***** ENTRIES SHOWN *****
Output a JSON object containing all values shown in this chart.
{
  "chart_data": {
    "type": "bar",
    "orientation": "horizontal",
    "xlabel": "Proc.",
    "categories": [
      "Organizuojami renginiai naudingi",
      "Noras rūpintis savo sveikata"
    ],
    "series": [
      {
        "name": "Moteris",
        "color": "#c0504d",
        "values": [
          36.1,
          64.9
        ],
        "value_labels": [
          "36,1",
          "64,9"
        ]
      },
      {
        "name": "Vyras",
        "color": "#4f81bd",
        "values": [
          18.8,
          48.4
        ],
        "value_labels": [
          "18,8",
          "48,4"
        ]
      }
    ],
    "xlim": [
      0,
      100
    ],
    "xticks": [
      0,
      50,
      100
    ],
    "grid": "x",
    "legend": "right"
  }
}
*****
[WHAT THE TASK ASKS]: Using the data above, return each line exactly as written.

[WORKED SOLUTION]:
Output a JSON object containing all values shown in this chart.
{
  "chart_data": {
    "type": "bar",
    "orientation": "horizontal",
    "xlabel": "Proc.",
    "categories": [
      "Organizuojami renginiai naudingi",
      "Noras rūpintis savo sveikata"
    ],
    "series": [
      {
        "name": "Moteris",
        "color": "#c0504d",
        "values": [
          36.1,
          64.9
        ],
        "value_labels": [
          "36,1",
          "64,9"
        ]
      },
      {
        "name": "Vyras",
        "color": "#4f81bd",
        "values": [
          18.8,
          48.4
        ],
        "value_labels": [
          "18,8",
          "48,4"
        ]
      }
    ],
    "xlim": [
      0,
      100
    ],
    "xticks": [
      0,
      50,
      100
    ],
    "grid": "x",
    "legend": "right"
  }
}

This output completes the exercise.